→ **YOUR OBJECTIVE**: Print the listing below in its entirety, character for character.

→ **INPUT ROWS**:
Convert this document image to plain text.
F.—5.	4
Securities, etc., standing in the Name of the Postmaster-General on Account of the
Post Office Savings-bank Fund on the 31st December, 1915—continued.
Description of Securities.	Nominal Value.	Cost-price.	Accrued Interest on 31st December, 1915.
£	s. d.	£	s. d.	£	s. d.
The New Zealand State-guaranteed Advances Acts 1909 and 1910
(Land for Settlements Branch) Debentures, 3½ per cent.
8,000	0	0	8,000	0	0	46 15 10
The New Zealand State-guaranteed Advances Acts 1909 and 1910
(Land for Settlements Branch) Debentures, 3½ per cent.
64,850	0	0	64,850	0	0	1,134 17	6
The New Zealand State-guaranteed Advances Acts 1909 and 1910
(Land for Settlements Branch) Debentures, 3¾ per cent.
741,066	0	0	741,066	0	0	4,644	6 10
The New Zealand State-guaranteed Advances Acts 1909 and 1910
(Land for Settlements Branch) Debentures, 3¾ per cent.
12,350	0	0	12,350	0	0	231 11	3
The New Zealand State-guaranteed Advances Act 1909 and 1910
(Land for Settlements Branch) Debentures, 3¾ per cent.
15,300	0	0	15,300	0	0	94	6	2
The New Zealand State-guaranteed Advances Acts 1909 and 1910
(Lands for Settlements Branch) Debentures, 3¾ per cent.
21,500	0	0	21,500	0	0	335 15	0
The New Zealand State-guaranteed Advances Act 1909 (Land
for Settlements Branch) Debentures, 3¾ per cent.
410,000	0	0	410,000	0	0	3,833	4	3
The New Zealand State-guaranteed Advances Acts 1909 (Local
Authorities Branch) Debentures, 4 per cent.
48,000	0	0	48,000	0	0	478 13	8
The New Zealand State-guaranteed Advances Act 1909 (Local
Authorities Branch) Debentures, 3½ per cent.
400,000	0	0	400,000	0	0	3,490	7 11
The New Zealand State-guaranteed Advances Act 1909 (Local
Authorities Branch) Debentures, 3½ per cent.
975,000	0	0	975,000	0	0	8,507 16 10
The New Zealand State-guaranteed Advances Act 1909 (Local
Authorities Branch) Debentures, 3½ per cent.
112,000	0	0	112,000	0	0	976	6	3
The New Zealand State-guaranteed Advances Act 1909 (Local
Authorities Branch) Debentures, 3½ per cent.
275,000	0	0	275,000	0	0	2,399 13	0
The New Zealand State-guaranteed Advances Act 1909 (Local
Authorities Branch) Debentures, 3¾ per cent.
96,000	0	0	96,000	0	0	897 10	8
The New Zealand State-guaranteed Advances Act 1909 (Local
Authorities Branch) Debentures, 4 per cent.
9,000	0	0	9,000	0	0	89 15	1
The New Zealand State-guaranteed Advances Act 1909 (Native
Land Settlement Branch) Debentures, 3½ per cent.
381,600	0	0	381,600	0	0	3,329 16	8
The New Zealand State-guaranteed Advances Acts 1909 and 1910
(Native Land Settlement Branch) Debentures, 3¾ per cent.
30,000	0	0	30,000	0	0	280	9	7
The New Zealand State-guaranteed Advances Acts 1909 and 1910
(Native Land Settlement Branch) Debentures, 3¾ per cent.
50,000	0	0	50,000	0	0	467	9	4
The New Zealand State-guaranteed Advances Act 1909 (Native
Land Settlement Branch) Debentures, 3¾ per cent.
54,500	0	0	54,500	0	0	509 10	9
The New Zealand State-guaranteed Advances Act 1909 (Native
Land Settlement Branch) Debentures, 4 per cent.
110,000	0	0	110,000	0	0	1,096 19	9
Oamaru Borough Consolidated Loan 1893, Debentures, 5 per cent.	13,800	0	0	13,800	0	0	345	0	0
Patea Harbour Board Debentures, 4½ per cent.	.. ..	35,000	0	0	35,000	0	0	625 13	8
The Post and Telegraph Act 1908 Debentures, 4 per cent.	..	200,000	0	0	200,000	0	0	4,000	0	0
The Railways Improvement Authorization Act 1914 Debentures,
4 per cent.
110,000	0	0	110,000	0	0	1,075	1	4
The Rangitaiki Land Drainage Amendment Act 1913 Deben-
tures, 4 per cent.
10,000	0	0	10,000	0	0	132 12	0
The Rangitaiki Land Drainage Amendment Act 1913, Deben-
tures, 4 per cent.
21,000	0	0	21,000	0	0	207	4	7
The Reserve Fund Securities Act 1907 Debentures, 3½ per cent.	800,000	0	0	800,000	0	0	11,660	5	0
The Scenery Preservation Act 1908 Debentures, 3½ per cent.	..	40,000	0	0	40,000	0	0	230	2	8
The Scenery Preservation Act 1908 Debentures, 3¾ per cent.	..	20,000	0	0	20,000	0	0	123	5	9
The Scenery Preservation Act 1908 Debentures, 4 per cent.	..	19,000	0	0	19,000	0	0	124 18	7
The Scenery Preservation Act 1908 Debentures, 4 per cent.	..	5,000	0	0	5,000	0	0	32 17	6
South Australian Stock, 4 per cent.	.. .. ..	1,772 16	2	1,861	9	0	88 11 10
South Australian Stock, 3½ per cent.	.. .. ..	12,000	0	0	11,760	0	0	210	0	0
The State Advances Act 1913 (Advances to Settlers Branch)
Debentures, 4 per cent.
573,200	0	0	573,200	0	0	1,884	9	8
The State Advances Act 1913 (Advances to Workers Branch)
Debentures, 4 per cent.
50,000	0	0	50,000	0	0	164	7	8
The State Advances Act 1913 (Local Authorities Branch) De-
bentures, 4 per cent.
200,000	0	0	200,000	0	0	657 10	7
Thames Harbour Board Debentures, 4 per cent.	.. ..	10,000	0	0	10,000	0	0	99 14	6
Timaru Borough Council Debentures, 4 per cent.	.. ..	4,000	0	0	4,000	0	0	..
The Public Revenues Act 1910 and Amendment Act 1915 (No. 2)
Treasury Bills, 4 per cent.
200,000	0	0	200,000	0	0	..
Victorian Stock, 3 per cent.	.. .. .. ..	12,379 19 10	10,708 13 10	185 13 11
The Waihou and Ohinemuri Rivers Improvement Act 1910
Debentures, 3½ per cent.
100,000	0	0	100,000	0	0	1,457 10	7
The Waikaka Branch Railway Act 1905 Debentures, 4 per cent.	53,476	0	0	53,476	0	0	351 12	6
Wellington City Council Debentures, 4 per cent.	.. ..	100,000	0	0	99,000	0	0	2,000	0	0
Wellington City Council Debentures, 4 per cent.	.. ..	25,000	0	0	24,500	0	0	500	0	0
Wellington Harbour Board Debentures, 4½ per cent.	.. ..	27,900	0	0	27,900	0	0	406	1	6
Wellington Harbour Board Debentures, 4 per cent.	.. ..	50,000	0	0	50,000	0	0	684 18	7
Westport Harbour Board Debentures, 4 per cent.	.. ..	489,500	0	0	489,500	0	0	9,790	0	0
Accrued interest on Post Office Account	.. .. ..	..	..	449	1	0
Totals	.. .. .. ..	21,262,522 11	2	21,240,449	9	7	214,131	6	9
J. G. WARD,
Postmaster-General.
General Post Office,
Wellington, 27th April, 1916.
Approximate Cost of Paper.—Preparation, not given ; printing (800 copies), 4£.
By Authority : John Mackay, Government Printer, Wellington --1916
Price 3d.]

→ **FINAL RESULT**:
Convert this document image to plain text.
F.—5.	4
Securities, etc., standing in the Name of the Postmaster-General on Account of the
Post Office Savings-bank Fund on the 31st December, 1915—continued.
Description of Securities.	Nominal Value.	Cost-price.	Accrued Interest on 31st December, 1915.
£	s. d.	£	s. d.	£	s. d.
The New Zealand State-guaranteed Advances Acts 1909 and 1910
(Land for Settlements Branch) Debentures, 3½ per cent.
8,000	0	0	8,000	0	0	46 15 10
The New Zealand State-guaranteed Advances Acts 1909 and 1910
(Land for Settlements Branch) Debentures, 3½ per cent.
64,850	0	0	64,850	0	0	1,134 17	6
The New Zealand State-guaranteed Advances Acts 1909 and 1910
(Land for Settlements Branch) Debentures, 3¾ per cent.
741,066	0	0	741,066	0	0	4,644	6 10
The New Zealand State-guaranteed Advances Acts 1909 and 1910
(Land for Settlements Branch) Debentures, 3¾ per cent.
12,350	0	0	12,350	0	0	231 11	3
The New Zealand State-guaranteed Advances Act 1909 and 1910
(Land for Settlements Branch) Debentures, 3¾ per cent.
15,300	0	0	15,300	0	0	94	6	2
The New Zealand State-guaranteed Advances Acts 1909 and 1910
(Lands for Settlements Branch) Debentures, 3¾ per cent.
21,500	0	0	21,500	0	0	335 15	0
The New Zealand State-guaranteed Advances Act 1909 (Land
for Settlements Branch) Debentures, 3¾ per cent.
410,000	0	0	410,000	0	0	3,833	4	3
The New Zealand State-guaranteed Advances Acts 1909 (Local
Authorities Branch) Debentures, 4 per cent.
48,000	0	0	48,000	0	0	478 13	8
The New Zealand State-guaranteed Advances Act 1909 (Local
Authorities Branch) Debentures, 3½ per cent.
400,000	0	0	400,000	0	0	3,490	7 11
The New Zealand State-guaranteed Advances Act 1909 (Local
Authorities Branch) Debentures, 3½ per cent.
975,000	0	0	975,000	0	0	8,507 16 10
The New Zealand State-guaranteed Advances Act 1909 (Local
Authorities Branch) Debentures, 3½ per cent.
112,000	0	0	112,000	0	0	976	6	3
The New Zealand State-guaranteed Advances Act 1909 (Local
Authorities Branch) Debentures, 3½ per cent.
275,000	0	0	275,000	0	0	2,399 13	0
The New Zealand State-guaranteed Advances Act 1909 (Local
Authorities Branch) Debentures, 3¾ per cent.
96,000	0	0	96,000	0	0	897 10	8
The New Zealand State-guaranteed Advances Act 1909 (Local
Authorities Branch) Debentures, 4 per cent.
9,000	0	0	9,000	0	0	89 15	1
The New Zealand State-guaranteed Advances Act 1909 (Native
Land Settlement Branch) Debentures, 3½ per cent.
381,600	0	0	381,600	0	0	3,329 16	8
The New Zealand State-guaranteed Advances Acts 1909 and 1910
(Native Land Settlement Branch) Debentures, 3¾ per cent.
30,000	0	0	30,000	0	0	280	9	7
The New Zealand State-guaranteed Advances Acts 1909 and 1910
(Native Land Settlement Branch) Debentures, 3¾ per cent.
50,000	0	0	50,000	0	0	467	9	4
The New Zealand State-guaranteed Advances Act 1909 (Native
Land Settlement Branch) Debentures, 3¾ per cent.
54,500	0	0	54,500	0	0	509 10	9
The New Zealand State-guaranteed Advances Act 1909 (Native
Land Settlement Branch) Debentures, 4 per cent.
110,000	0	0	110,000	0	0	1,096 19	9
Oamaru Borough Consolidated Loan 1893, Debentures, 5 per cent.	13,800	0	0	13,800	0	0	345	0	0
Patea Harbour Board Debentures, 4½ per cent.	.. ..	35,000	0	0	35,000	0	0	625 13	8
The Post and Telegraph Act 1908 Debentures, 4 per cent.	..	200,000	0	0	200,000	0	0	4,000	0	0
The Railways Improvement Authorization Act 1914 Debentures,
4 per cent.
110,000	0	0	110,000	0	0	1,075	1	4
The Rangitaiki Land Drainage Amendment Act 1913 Deben-
tures, 4 per cent.
10,000	0	0	10,000	0	0	132 12	0
The Rangitaiki Land Drainage Amendment Act 1913, Deben-
tures, 4 per cent.
21,000	0	0	21,000	0	0	207	4	7
The Reserve Fund Securities Act 1907 Debentures, 3½ per cent.	800,000	0	0	800,000	0	0	11,660	5	0
The Scenery Preservation Act 1908 Debentures, 3½ per cent.	..	40,000	0	0	40,000	0	0	230	2	8
The Scenery Preservation Act 1908 Debentures, 3¾ per cent.	..	20,000	0	0	20,000	0	0	123	5	9
The Scenery Preservation Act 1908 Debentures, 4 per cent.	..	19,000	0	0	19,000	0	0	124 18	7
The Scenery Preservation Act 1908 Debentures, 4 per cent.	..	5,000	0	0	5,000	0	0	32 17	6
South Australian Stock, 4 per cent.	.. .. ..	1,772 16	2	1,861	9	0	88 11 10
South Australian Stock, 3½ per cent.	.. .. ..	12,000	0	0	11,760	0	0	210	0	0
The State Advances Act 1913 (Advances to Settlers Branch)
Debentures, 4 per cent.
573,200	0	0	573,200	0	0	1,884	9	8
The State Advances Act 1913 (Advances to Workers Branch)
Debentures, 4 per cent.
50,000	0	0	50,000	0	0	164	7	8
The State Advances Act 1913 (Local Authorities Branch) De-
bentures, 4 per cent.
200,000	0	0	200,000	0	0	657 10	7
Thames Harbour Board Debentures, 4 per cent.	.. ..	10,000	0	0	10,000	0	0	99 14	6
Timaru Borough Council Debentures, 4 per cent.	.. ..	4,000	0	0	4,000	0	0	..
The Public Revenues Act 1910 and Amendment Act 1915 (No. 2)
Treasury Bills, 4 per cent.
200,000	0	0	200,000	0	0	..
Victorian Stock, 3 per cent.	.. .. .. ..	12,379 19 10	10,708 13 10	185 13 11
The Waihou and Ohinemuri Rivers Improvement Act 1910
Debentures, 3½ per cent.
100,000	0	0	100,000	0	0	1,457 10	7
The Waikaka Branch Railway Act 1905 Debentures, 4 per cent.	53,476	0	0	53,476	0	0	351 12	6
Wellington City Council Debentures, 4 per cent.	.. ..	100,000	0	0	99,000	0	0	2,000	0	0
Wellington City Council Debentures, 4 per cent.	.. ..	25,000	0	0	24,500	0	0	500	0	0
Wellington Harbour Board Debentures, 4½ per cent.	.. ..	27,900	0	0	27,900	0	0	406	1	6
Wellington Harbour Board Debentures, 4 per cent.	.. ..	50,000	0	0	50,000	0	0	684 18	7
Westport Harbour Board Debentures, 4 per cent.	.. ..	489,500	0	0	489,500	0	0	9,790	0	0
Accrued interest on Post Office Account	.. .. ..	..	..	449	1	0
Totals	.. .. .. ..	21,262,522 11	2	21,240,449	9	7	214,131	6	9
J. G. WARD,
Postmaster-General.
General Post Office,
Wellington, 27th April, 1916.
Approximate Cost of Paper.—Preparation, not given ; printing (800 copies), 4£.
By Authority : John Mackay, Government Printer, Wellington --1916
Price 3d.]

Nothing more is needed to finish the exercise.